● **EXERCISE MATERIALS**
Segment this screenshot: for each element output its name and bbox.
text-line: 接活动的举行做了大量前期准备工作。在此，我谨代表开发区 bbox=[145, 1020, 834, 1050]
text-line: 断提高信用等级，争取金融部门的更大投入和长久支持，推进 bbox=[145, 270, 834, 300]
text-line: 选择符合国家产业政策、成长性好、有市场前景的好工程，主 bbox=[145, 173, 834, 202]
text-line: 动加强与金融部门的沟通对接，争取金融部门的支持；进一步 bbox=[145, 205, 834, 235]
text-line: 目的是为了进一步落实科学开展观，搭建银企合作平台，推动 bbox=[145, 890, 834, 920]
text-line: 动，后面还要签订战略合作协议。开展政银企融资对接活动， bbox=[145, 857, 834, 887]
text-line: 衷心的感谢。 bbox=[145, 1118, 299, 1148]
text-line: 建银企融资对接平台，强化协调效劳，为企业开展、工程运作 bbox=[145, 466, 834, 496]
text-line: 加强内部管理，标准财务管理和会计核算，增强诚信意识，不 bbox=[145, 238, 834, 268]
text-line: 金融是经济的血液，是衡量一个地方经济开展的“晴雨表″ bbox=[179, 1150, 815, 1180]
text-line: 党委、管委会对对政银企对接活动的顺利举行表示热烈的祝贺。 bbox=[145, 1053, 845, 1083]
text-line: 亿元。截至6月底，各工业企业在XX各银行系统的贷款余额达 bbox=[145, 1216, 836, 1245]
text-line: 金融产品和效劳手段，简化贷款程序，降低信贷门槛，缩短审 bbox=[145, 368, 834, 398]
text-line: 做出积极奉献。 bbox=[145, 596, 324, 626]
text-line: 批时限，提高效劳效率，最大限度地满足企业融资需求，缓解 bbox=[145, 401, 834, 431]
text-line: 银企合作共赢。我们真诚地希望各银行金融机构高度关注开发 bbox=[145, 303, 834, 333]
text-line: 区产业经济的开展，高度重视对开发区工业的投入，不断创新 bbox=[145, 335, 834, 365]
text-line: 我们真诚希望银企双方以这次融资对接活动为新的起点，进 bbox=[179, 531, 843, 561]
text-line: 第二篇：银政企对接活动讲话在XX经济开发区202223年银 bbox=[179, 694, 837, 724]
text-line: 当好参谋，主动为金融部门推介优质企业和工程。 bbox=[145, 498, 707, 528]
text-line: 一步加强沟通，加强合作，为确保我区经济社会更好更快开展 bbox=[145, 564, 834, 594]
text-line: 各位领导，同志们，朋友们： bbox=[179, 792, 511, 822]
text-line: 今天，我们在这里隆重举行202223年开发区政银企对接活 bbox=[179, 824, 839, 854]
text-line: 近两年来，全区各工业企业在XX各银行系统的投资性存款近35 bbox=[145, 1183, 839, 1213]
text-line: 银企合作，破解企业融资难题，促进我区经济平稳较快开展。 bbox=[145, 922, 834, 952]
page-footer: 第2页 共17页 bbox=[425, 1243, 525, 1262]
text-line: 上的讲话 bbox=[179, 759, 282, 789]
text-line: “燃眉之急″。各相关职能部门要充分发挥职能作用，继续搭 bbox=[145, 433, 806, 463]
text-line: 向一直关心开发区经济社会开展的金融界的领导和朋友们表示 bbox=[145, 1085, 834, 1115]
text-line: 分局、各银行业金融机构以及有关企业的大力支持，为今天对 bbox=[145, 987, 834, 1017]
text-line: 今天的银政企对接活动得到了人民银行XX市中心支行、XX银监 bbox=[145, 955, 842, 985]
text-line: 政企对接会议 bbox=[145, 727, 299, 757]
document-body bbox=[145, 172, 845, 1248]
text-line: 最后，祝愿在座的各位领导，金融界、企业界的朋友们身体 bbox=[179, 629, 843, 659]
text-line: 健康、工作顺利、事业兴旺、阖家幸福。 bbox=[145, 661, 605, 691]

● **GOAL OF THE EXERCISE**
Please output the lines of the data above as a numbered list, leaving out any blank lines.

● **THE SOLUTION**
1. Segment this screenshot: for each element output its name and bbox.
2. text-line: 接活动的举行做了大量前期准备工作。在此，我谨代表开发区 bbox=[145, 1020, 834, 1050]
3. text-line: 断提高信用等级，争取金融部门的更大投入和长久支持，推进 bbox=[145, 270, 834, 300]
4. text-line: 选择符合国家产业政策、成长性好、有市场前景的好工程，主 bbox=[145, 173, 834, 202]
5. text-line: 动加强与金融部门的沟通对接，争取金融部门的支持；进一步 bbox=[145, 205, 834, 235]
6. text-line: 目的是为了进一步落实科学开展观，搭建银企合作平台，推动 bbox=[145, 890, 834, 920]
7. text-line: 动，后面还要签订战略合作协议。开展政银企融资对接活动， bbox=[145, 857, 834, 887]
8. text-line: 衷心的感谢。 bbox=[145, 1118, 299, 1148]
9. text-line: 建银企融资对接平台，强化协调效劳，为企业开展、工程运作 bbox=[145, 466, 834, 496]
10. text-line: 加强内部管理，标准财务管理和会计核算，增强诚信意识，不 bbox=[145, 238, 834, 268]
11. text-line: 金融是经济的血液，是衡量一个地方经济开展的“晴雨表″ bbox=[179, 1150, 815, 1180]
12. text-line: 党委、管委会对对政银企对接活动的顺利举行表示热烈的祝贺。 bbox=[145, 1053, 845, 1083]
13. text-line: 亿元。截至6月底，各工业企业在XX各银行系统的贷款余额达 bbox=[145, 1216, 836, 1245]
14. text-line: 金融产品和效劳手段，简化贷款程序，降低信贷门槛，缩短审 bbox=[145, 368, 834, 398]
15. text-line: 做出积极奉献。 bbox=[145, 596, 324, 626]
16. text-line: 批时限，提高效劳效率，最大限度地满足企业融资需求，缓解 bbox=[145, 401, 834, 431]
17. text-line: 银企合作共赢。我们真诚地希望各银行金融机构高度关注开发 bbox=[145, 303, 834, 333]
18. text-line: 区产业经济的开展，高度重视对开发区工业的投入，不断创新 bbox=[145, 335, 834, 365]
19. text-line: 我们真诚希望银企双方以这次融资对接活动为新的起点，进 bbox=[179, 531, 843, 561]
20. text-line: 第二篇：银政企对接活动讲话在XX经济开发区202223年银 bbox=[179, 694, 837, 724]
21. text-line: 当好参谋，主动为金融部门推介优质企业和工程。 bbox=[145, 498, 707, 528]
22. text-line: 一步加强沟通，加强合作，为确保我区经济社会更好更快开展 bbox=[145, 564, 834, 594]
23. text-line: 各位领导，同志们，朋友们： bbox=[179, 792, 511, 822]
24. text-line: 今天，我们在这里隆重举行202223年开发区政银企对接活 bbox=[179, 824, 839, 854]
25. text-line: 近两年来，全区各工业企业在XX各银行系统的投资性存款近35 bbox=[145, 1183, 839, 1213]
26. text-line: 银企合作，破解企业融资难题，促进我区经济平稳较快开展。 bbox=[145, 922, 834, 952]
27. page-footer: 第2页 共17页 bbox=[425, 1243, 525, 1262]
28. text-line: 上的讲话 bbox=[179, 759, 282, 789]
29. text-line: “燃眉之急″。各相关职能部门要充分发挥职能作用，继续搭 bbox=[145, 433, 806, 463]
30. text-line: 向一直关心开发区经济社会开展的金融界的领导和朋友们表示 bbox=[145, 1085, 834, 1115]
31. text-line: 分局、各银行业金融机构以及有关企业的大力支持，为今天对 bbox=[145, 987, 834, 1017]
32. text-line: 今天的银政企对接活动得到了人民银行XX市中心支行、XX银监 bbox=[145, 955, 842, 985]
33. text-line: 政企对接会议 bbox=[145, 727, 299, 757]
34. document-body bbox=[145, 172, 845, 1248]
35. text-line: 最后，祝愿在座的各位领导，金融界、企业界的朋友们身体 bbox=[179, 629, 843, 659]
36. text-line: 健康、工作顺利、事业兴旺、阖家幸福。 bbox=[145, 661, 605, 691]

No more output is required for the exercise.